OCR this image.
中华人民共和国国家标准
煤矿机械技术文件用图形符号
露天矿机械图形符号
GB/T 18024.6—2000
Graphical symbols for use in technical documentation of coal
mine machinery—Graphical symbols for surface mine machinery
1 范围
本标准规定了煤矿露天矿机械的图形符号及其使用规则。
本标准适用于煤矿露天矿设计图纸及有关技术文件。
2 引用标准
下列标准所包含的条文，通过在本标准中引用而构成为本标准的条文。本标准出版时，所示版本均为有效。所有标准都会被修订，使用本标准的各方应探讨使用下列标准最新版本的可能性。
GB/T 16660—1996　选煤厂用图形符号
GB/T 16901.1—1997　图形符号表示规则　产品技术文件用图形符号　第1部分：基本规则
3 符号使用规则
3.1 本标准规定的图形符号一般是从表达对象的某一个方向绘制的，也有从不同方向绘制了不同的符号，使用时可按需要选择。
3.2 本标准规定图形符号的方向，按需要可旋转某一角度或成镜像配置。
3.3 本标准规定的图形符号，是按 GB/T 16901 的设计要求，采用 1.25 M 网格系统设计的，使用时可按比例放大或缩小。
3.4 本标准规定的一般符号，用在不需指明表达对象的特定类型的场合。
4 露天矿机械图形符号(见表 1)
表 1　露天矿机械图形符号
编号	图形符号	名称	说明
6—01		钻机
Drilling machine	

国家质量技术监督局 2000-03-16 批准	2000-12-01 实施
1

────

- What the exercise asks -
Read the entries and show each line that mentions "露天矿机械图形符号".

- Answer to this problem -
露天矿机械图形符号
4 露天矿机械图形符号(见表 1)
表 1　露天矿机械图形符号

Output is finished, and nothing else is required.